* [EXERCISE TASK] Lines containing the string "lead" are to be counted; report only how many there are.

==========

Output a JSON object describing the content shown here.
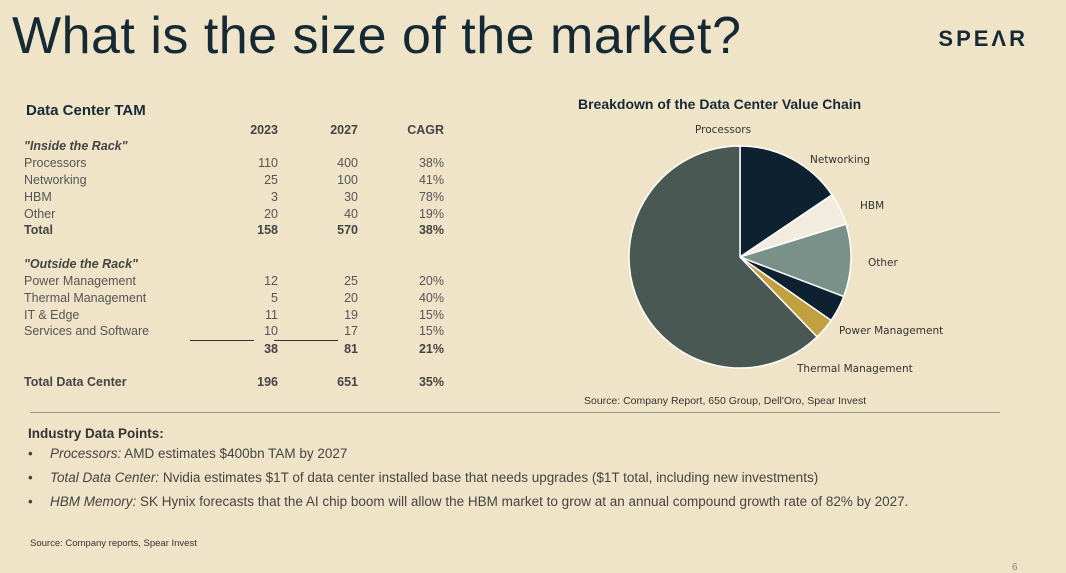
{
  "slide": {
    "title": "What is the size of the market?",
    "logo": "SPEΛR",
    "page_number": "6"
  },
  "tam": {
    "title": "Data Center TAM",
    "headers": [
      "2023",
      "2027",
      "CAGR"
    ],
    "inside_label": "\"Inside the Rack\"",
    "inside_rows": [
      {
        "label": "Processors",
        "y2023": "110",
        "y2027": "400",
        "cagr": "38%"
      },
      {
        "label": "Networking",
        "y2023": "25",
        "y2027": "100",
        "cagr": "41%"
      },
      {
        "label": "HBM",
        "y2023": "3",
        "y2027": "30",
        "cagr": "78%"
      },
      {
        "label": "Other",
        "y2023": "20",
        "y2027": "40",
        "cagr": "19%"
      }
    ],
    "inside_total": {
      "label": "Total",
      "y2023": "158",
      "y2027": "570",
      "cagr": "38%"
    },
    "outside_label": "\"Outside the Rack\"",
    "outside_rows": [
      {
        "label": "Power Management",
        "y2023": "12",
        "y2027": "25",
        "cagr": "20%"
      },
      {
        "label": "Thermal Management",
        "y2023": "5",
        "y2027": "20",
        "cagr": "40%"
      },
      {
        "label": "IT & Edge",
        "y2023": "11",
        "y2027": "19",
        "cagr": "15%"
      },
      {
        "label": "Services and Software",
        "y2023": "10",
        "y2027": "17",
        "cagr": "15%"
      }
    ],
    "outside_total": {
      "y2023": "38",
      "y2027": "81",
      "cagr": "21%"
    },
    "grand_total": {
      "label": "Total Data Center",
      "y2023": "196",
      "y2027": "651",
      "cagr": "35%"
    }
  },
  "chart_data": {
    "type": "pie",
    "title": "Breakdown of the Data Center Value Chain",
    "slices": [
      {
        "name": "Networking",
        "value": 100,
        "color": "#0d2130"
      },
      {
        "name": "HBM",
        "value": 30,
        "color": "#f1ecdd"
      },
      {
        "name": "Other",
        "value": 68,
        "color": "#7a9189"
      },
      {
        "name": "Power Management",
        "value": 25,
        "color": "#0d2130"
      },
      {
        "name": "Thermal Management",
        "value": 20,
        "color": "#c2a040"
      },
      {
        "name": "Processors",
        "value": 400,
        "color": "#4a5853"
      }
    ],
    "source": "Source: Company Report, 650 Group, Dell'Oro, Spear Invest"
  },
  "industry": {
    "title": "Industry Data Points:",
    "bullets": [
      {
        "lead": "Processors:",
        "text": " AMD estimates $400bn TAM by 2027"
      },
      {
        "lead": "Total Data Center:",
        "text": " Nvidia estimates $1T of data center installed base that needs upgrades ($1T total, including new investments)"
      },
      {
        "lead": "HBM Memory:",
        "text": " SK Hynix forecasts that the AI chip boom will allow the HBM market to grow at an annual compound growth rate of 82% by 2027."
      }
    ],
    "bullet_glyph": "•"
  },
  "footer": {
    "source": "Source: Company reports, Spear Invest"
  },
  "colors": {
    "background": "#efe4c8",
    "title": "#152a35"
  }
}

==========

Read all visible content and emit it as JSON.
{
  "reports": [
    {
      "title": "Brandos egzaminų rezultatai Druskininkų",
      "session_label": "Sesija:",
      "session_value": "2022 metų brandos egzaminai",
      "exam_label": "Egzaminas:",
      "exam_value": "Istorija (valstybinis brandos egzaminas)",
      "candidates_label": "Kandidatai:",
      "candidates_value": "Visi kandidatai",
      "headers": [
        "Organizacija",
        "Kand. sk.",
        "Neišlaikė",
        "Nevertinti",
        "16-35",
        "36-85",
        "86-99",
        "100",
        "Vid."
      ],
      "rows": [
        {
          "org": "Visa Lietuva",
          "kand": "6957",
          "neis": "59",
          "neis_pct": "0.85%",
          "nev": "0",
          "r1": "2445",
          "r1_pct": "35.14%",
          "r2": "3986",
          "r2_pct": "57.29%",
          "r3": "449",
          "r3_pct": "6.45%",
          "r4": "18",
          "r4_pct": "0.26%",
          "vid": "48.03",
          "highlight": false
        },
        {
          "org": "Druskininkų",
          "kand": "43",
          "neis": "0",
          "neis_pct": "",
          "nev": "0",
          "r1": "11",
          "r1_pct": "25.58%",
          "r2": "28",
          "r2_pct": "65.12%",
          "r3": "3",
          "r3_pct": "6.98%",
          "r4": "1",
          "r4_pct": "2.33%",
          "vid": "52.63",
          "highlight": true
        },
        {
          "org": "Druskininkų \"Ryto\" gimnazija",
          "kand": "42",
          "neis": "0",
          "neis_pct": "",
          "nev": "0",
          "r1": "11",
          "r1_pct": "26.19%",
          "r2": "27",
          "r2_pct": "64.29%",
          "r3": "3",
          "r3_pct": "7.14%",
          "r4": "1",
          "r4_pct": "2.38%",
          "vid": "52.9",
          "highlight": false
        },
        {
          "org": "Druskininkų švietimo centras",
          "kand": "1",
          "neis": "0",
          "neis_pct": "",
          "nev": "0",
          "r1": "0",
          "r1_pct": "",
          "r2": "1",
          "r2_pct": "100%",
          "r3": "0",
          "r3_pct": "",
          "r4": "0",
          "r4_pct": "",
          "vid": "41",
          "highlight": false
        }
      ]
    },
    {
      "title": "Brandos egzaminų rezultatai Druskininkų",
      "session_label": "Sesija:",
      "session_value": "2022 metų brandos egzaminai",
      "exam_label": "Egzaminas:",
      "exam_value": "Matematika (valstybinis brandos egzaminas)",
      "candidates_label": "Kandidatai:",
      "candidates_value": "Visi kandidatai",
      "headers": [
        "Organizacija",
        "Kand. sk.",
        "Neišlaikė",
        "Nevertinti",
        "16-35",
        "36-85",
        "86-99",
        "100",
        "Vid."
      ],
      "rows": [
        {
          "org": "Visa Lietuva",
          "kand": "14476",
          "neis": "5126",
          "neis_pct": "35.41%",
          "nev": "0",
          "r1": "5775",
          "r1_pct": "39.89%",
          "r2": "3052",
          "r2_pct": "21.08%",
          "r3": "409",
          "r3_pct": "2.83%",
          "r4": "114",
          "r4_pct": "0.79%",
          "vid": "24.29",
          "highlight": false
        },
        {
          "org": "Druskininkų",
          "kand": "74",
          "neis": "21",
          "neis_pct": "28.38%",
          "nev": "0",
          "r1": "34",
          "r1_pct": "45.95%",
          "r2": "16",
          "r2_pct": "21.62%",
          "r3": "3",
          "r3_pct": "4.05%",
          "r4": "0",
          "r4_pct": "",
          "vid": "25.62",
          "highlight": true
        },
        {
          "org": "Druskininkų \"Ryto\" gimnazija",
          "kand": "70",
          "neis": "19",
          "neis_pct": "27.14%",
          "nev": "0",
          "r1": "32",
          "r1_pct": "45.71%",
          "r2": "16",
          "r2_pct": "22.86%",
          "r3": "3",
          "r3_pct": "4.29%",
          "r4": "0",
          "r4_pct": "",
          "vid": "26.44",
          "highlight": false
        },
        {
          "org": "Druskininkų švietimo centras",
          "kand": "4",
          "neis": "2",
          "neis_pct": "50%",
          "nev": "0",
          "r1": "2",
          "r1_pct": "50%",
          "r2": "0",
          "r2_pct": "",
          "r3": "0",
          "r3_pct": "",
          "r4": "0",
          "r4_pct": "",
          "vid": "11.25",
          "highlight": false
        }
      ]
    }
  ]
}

==========

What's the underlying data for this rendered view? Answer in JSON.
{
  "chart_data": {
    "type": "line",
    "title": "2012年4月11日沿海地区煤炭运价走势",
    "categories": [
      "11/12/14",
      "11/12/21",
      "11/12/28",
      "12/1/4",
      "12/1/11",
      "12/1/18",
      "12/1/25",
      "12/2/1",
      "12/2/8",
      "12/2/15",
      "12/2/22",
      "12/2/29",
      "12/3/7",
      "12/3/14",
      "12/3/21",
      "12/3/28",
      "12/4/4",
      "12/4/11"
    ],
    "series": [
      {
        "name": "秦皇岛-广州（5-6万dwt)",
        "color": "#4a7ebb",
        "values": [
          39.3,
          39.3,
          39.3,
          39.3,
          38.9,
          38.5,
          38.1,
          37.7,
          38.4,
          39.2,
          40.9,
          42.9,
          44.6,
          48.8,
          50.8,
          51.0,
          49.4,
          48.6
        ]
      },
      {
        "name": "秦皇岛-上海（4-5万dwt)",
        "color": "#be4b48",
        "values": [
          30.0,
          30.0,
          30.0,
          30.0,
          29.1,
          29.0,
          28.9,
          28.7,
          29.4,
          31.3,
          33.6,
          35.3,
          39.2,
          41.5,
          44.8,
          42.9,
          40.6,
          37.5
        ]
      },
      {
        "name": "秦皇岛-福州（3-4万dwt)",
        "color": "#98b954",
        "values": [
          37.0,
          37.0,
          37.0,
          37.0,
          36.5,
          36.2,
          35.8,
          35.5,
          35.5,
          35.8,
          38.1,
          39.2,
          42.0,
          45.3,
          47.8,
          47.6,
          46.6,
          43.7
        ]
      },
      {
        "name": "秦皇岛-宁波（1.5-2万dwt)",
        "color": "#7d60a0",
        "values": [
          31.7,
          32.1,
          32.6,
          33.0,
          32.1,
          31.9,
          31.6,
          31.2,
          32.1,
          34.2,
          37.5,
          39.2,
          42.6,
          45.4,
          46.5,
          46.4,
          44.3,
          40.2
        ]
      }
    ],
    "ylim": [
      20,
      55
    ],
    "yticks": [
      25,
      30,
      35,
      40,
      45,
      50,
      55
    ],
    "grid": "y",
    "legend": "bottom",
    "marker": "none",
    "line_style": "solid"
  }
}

==========

* [SOLUTION TO THE EXERCISE] 3